**Exercise objective**: Set the listing down unchanged, minus every embedded image.

**Information shown**:
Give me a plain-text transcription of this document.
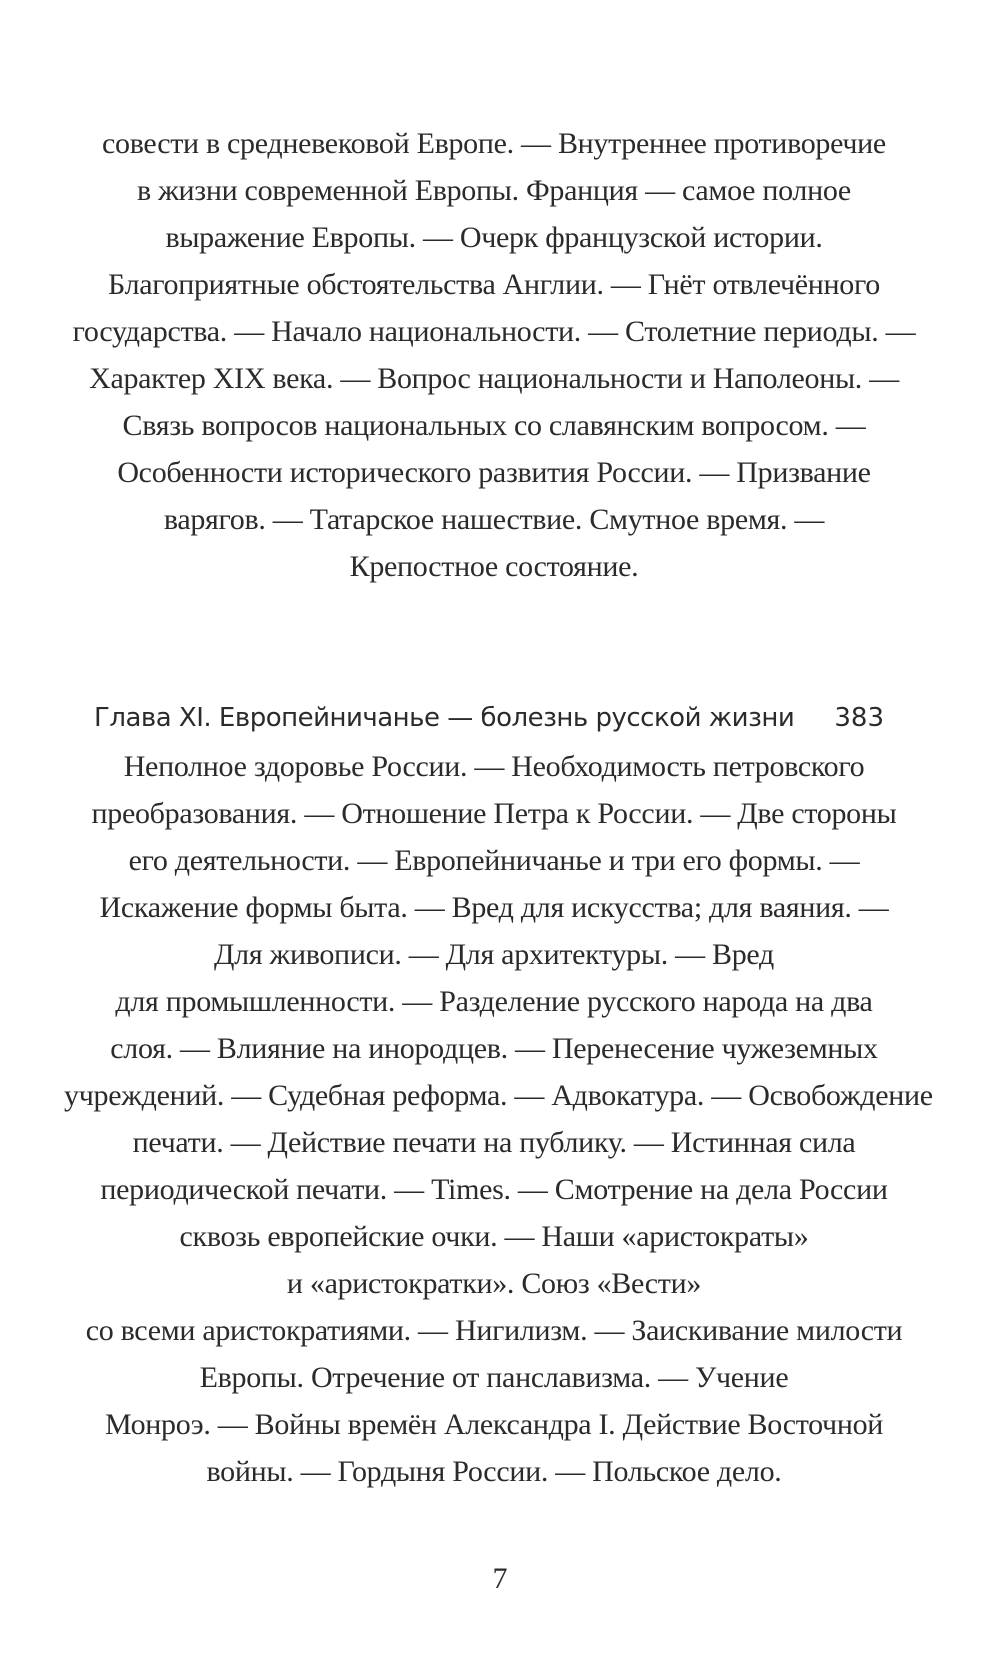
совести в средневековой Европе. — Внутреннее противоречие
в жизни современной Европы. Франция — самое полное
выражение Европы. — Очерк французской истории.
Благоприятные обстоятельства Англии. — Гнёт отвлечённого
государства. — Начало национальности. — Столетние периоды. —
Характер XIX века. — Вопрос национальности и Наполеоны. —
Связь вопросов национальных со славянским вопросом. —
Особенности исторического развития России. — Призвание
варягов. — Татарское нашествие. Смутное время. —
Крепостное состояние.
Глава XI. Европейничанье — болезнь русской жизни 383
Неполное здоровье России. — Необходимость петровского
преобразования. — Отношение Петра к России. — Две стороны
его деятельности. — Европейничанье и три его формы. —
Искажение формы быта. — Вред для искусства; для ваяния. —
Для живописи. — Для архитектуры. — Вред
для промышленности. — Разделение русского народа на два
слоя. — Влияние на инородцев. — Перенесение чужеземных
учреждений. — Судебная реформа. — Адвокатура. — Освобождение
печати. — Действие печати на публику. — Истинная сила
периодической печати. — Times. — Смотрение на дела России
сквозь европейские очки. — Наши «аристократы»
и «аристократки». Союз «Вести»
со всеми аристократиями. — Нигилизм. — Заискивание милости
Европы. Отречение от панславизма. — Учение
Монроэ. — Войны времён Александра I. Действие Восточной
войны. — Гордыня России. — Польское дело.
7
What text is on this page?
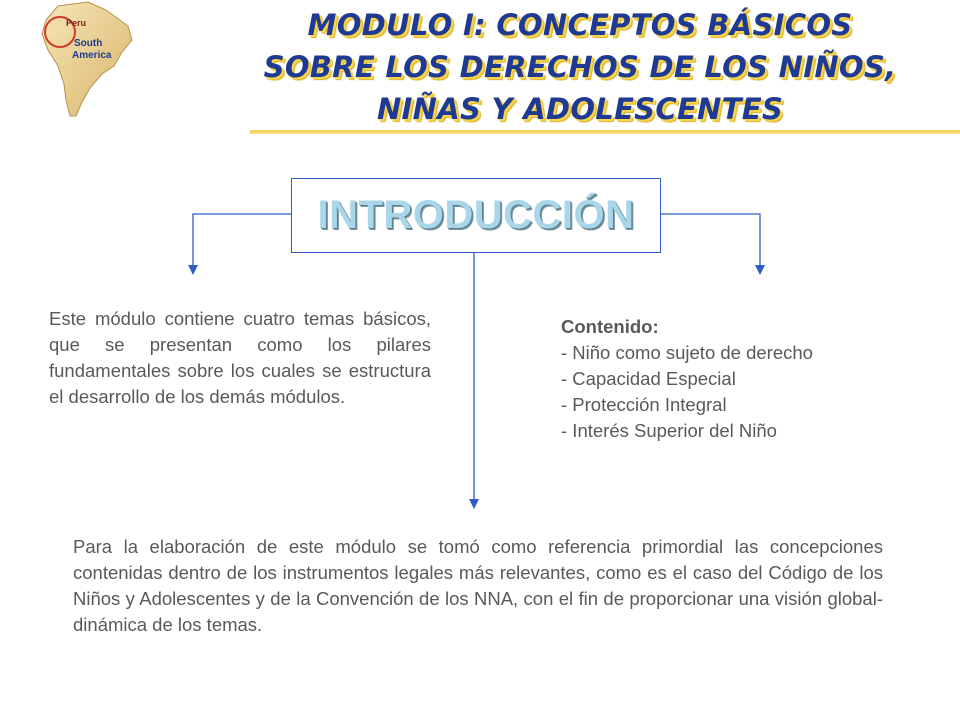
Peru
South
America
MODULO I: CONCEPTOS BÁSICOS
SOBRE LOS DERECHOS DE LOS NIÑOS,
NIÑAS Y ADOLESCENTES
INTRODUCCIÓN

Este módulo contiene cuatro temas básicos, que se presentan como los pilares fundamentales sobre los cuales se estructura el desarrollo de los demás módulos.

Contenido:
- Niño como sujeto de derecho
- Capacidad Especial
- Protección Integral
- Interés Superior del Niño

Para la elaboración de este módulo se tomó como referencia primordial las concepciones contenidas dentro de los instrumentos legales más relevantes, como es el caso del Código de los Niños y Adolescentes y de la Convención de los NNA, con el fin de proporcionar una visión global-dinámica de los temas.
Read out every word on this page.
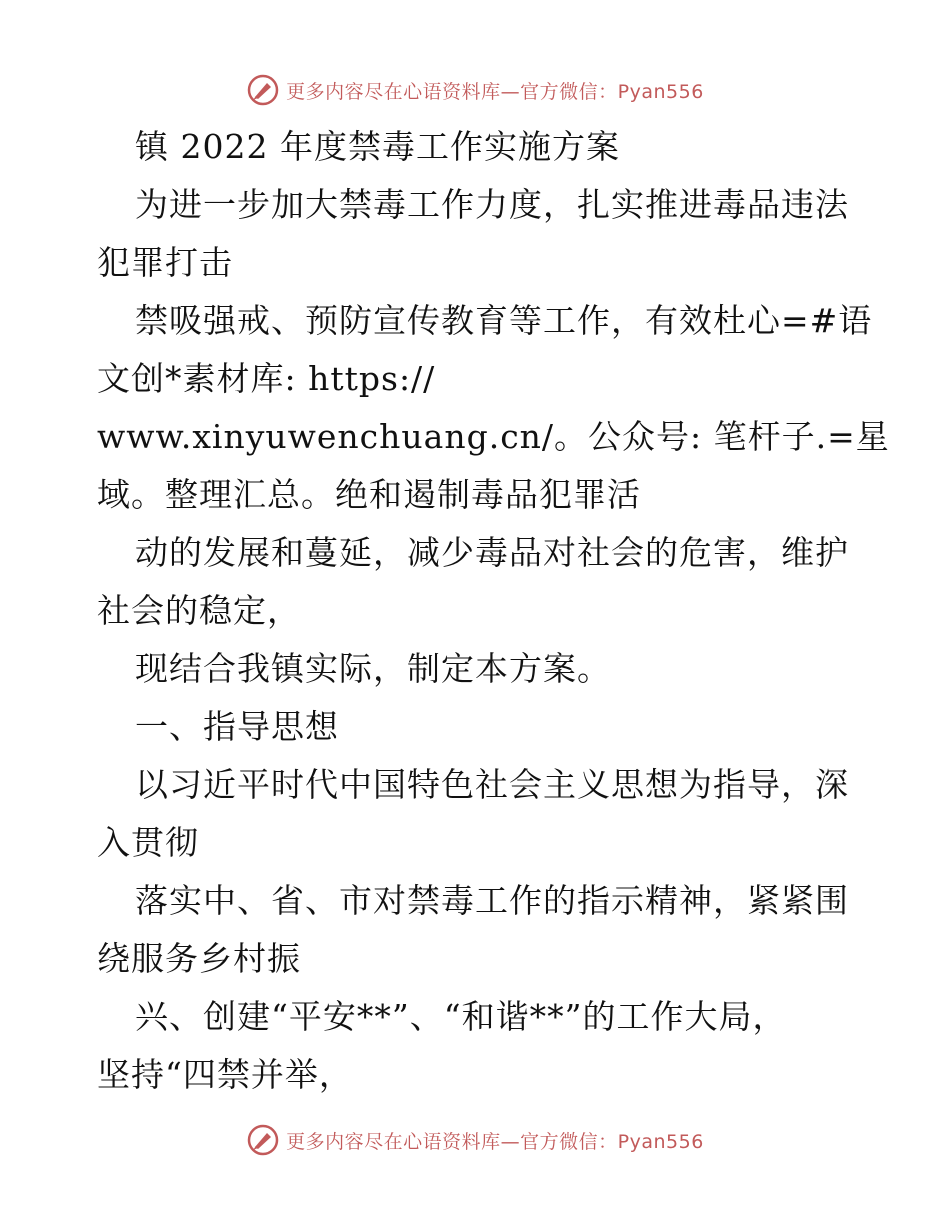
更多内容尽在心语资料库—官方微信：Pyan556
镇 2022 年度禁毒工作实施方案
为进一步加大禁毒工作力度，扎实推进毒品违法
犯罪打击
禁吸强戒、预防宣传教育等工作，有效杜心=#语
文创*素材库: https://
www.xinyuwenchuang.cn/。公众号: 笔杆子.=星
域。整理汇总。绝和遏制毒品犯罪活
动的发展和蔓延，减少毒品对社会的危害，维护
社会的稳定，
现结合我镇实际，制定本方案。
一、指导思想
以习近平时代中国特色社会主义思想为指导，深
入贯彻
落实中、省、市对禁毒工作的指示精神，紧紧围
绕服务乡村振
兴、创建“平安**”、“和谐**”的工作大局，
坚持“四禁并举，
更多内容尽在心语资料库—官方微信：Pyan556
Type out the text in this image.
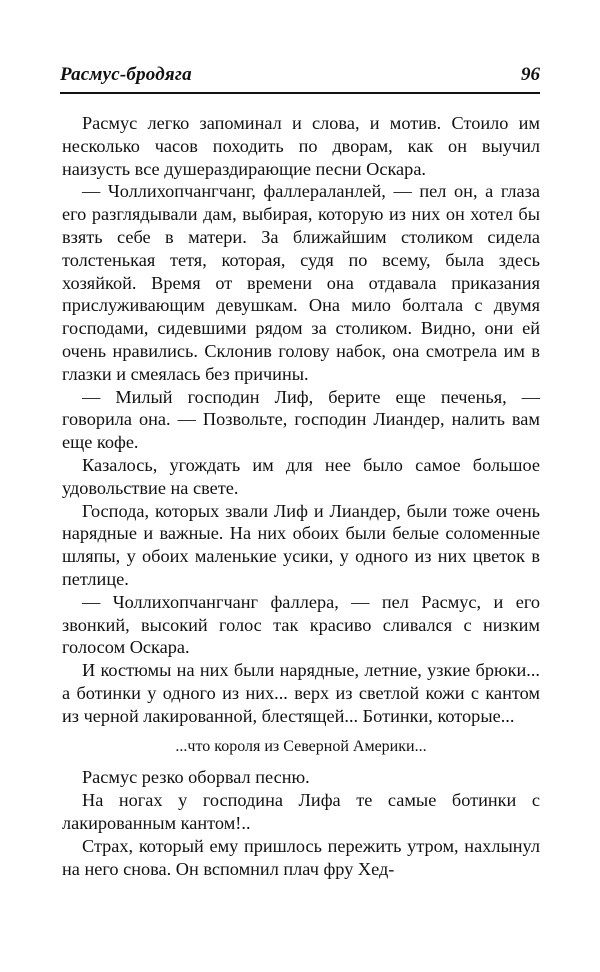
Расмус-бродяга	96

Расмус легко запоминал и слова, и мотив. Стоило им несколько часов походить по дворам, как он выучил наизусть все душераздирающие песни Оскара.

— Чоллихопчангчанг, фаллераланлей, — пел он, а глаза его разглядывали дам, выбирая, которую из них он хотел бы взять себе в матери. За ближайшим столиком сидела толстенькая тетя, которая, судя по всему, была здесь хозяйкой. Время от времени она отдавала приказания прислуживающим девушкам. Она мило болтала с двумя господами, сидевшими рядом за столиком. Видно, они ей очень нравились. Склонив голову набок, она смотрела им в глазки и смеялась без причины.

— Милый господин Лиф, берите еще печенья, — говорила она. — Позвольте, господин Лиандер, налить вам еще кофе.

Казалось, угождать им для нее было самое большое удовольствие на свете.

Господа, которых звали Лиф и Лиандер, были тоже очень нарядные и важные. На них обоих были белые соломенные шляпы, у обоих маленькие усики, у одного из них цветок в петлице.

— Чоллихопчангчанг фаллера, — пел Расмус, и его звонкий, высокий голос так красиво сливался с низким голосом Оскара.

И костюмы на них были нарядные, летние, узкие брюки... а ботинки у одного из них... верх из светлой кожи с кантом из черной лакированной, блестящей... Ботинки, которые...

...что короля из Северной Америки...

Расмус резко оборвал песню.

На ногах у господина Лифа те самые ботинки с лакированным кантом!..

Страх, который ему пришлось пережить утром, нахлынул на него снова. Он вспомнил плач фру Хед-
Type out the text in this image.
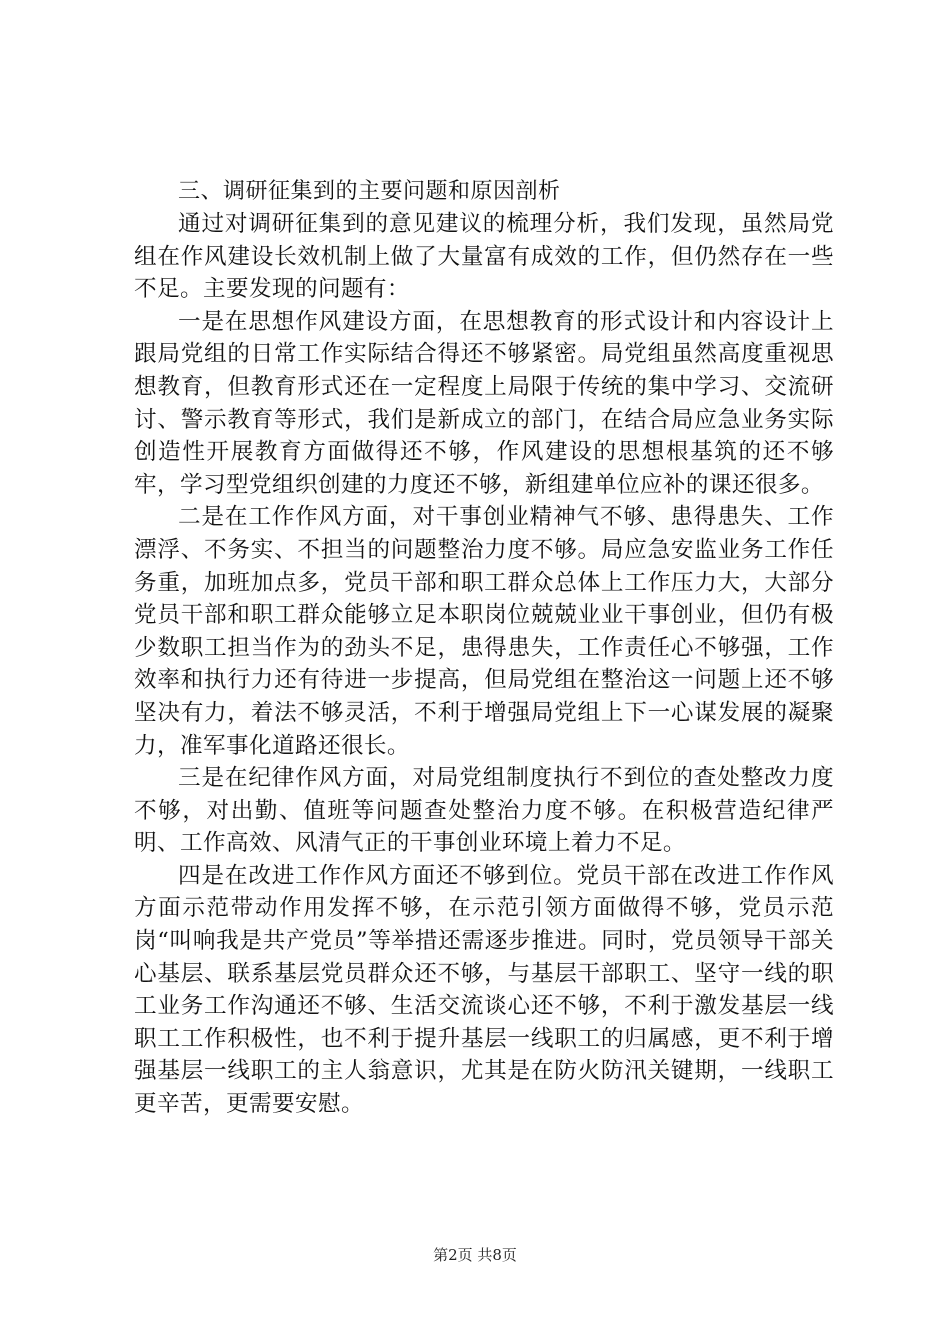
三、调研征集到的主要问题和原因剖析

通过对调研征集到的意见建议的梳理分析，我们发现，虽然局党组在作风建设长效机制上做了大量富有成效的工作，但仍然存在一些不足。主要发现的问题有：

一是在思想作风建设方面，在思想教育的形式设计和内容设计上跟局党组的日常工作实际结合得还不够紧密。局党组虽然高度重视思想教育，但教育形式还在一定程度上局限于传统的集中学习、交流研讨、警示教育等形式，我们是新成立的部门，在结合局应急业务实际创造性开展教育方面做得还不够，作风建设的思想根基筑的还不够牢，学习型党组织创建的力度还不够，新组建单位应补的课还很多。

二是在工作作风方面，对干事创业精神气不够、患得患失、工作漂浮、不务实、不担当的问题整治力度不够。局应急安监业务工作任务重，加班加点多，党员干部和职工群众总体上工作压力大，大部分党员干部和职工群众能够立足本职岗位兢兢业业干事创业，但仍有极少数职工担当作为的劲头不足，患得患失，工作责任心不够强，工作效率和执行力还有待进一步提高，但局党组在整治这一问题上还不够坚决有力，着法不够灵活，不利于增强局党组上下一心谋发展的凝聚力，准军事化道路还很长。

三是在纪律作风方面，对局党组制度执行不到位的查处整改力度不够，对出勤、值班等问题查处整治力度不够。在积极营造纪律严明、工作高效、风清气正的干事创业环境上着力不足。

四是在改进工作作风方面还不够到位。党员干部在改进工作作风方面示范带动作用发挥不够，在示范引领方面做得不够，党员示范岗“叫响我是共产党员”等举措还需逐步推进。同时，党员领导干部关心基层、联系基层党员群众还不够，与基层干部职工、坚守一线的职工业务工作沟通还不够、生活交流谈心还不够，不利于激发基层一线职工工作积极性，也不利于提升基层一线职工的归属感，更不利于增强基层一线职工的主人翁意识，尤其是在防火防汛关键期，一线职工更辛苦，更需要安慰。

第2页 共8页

**Solved problem**:
Give me a plain-text transcription of this document.
совести в средневековой Европе. — Внутреннее противоречие
в жизни современной Европы. Франция — самое полное
выражение Европы. — Очерк французской истории.
Благоприятные обстоятельства Англии. — Гнёт отвлечённого
государства. — Начало национальности. — Столетние периоды. —
Характер XIX века. — Вопрос национальности и Наполеоны. —
Связь вопросов национальных со славянским вопросом. —
Особенности исторического развития России. — Призвание
варягов. — Татарское нашествие. Смутное время. —
Крепостное состояние.
Глава XI. Европейничанье — болезнь русской жизни 383
Неполное здоровье России. — Необходимость петровского
преобразования. — Отношение Петра к России. — Две стороны
его деятельности. — Европейничанье и три его формы. —
Искажение формы быта. — Вред для искусства; для ваяния. —
Для живописи. — Для архитектуры. — Вред
для промышленности. — Разделение русского народа на два
слоя. — Влияние на инородцев. — Перенесение чужеземных
учреждений. — Судебная реформа. — Адвокатура. — Освобождение
печати. — Действие печати на публику. — Истинная сила
периодической печати. — Times. — Смотрение на дела России
сквозь европейские очки. — Наши «аристократы»
и «аристократки». Союз «Вести»
со всеми аристократиями. — Нигилизм. — Заискивание милости
Европы. Отречение от панславизма. — Учение
Монроэ. — Войны времён Александра I. Действие Восточной
войны. — Гордыня России. — Польское дело.
7
What text is on this page?
Peru
South
America
MODULO I: CONCEPTOS BÁSICOS
SOBRE LOS DERECHOS DE LOS NIÑOS,
NIÑAS Y ADOLESCENTES
INTRODUCCIÓN

Este módulo contiene cuatro temas básicos, que se presentan como los pilares fundamentales sobre los cuales se estructura el desarrollo de los demás módulos.

Contenido:
- Niño como sujeto de derecho
- Capacidad Especial
- Protección Integral
- Interés Superior del Niño

Para la elaboración de este módulo se tomó como referencia primordial las concepciones contenidas dentro de los instrumentos legales más relevantes, como es el caso del Código de los Niños y Adolescentes y de la Convención de los NNA, con el fin de proporcionar una visión global-dinámica de los temas.
Read out every word on this page.
更多内容尽在心语资料库—官方微信：Pyan556
镇 2022 年度禁毒工作实施方案
为进一步加大禁毒工作力度，扎实推进毒品违法
犯罪打击
禁吸强戒、预防宣传教育等工作，有效杜心=#语
文创*素材库: https://
www.xinyuwenchuang.cn/。公众号: 笔杆子.=星
域。整理汇总。绝和遏制毒品犯罪活
动的发展和蔓延，减少毒品对社会的危害，维护
社会的稳定，
现结合我镇实际，制定本方案。
一、指导思想
以习近平时代中国特色社会主义思想为指导，深
入贯彻
落实中、省、市对禁毒工作的指示精神，紧紧围
绕服务乡村振
兴、创建“平安**”、“和谐**”的工作大局，
坚持“四禁并举，
更多内容尽在心语资料库—官方微信：Pyan556
Type out the text in this image.
Расмус-бродяга	96

Расмус легко запоминал и слова, и мотив. Стоило им несколько часов походить по дворам, как он выучил наизусть все душераздирающие песни Оскара.

— Чоллихопчангчанг, фаллераланлей, — пел он, а глаза его разглядывали дам, выбирая, которую из них он хотел бы взять себе в матери. За ближайшим столиком сидела толстенькая тетя, которая, судя по всему, была здесь хозяйкой. Время от времени она отдавала приказания прислуживающим девушкам. Она мило болтала с двумя господами, сидевшими рядом за столиком. Видно, они ей очень нравились. Склонив голову набок, она смотрела им в глазки и смеялась без причины.

— Милый господин Лиф, берите еще печенья, — говорила она. — Позвольте, господин Лиандер, налить вам еще кофе.

Казалось, угождать им для нее было самое большое удовольствие на свете.

Господа, которых звали Лиф и Лиандер, были тоже очень нарядные и важные. На них обоих были белые соломенные шляпы, у обоих маленькие усики, у одного из них цветок в петлице.

— Чоллихопчангчанг фаллера, — пел Расмус, и его звонкий, высокий голос так красиво сливался с низким голосом Оскара.

И костюмы на них были нарядные, летние, узкие брюки... а ботинки у одного из них... верх из светлой кожи с кантом из черной лакированной, блестящей... Ботинки, которые...

...что короля из Северной Америки...

Расмус резко оборвал песню.

На ногах у господина Лифа те самые ботинки с лакированным кантом!..

Страх, который ему пришлось пережить утром, нахлынул на него снова. Он вспомнил плач фру Хед-
Type out the text in this image.
三、调研征集到的主要问题和原因剖析

通过对调研征集到的意见建议的梳理分析，我们发现，虽然局党组在作风建设长效机制上做了大量富有成效的工作，但仍然存在一些不足。主要发现的问题有：

一是在思想作风建设方面，在思想教育的形式设计和内容设计上跟局党组的日常工作实际结合得还不够紧密。局党组虽然高度重视思想教育，但教育形式还在一定程度上局限于传统的集中学习、交流研讨、警示教育等形式，我们是新成立的部门，在结合局应急业务实际创造性开展教育方面做得还不够，作风建设的思想根基筑的还不够牢，学习型党组织创建的力度还不够，新组建单位应补的课还很多。

二是在工作作风方面，对干事创业精神气不够、患得患失、工作漂浮、不务实、不担当的问题整治力度不够。局应急安监业务工作任务重，加班加点多，党员干部和职工群众总体上工作压力大，大部分党员干部和职工群众能够立足本职岗位兢兢业业干事创业，但仍有极少数职工担当作为的劲头不足，患得患失，工作责任心不够强，工作效率和执行力还有待进一步提高，但局党组在整治这一问题上还不够坚决有力，着法不够灵活，不利于增强局党组上下一心谋发展的凝聚力，准军事化道路还很长。

三是在纪律作风方面，对局党组制度执行不到位的查处整改力度不够，对出勤、值班等问题查处整治力度不够。在积极营造纪律严明、工作高效、风清气正的干事创业环境上着力不足。

四是在改进工作作风方面还不够到位。党员干部在改进工作作风方面示范带动作用发挥不够，在示范引领方面做得不够，党员示范岗“叫响我是共产党员”等举措还需逐步推进。同时，党员领导干部关心基层、联系基层党员群众还不够，与基层干部职工、坚守一线的职工业务工作沟通还不够、生活交流谈心还不够，不利于激发基层一线职工工作积极性，也不利于提升基层一线职工的归属感，更不利于增强基层一线职工的主人翁意识，尤其是在防火防汛关键期，一线职工更辛苦，更需要安慰。

第2页 共8页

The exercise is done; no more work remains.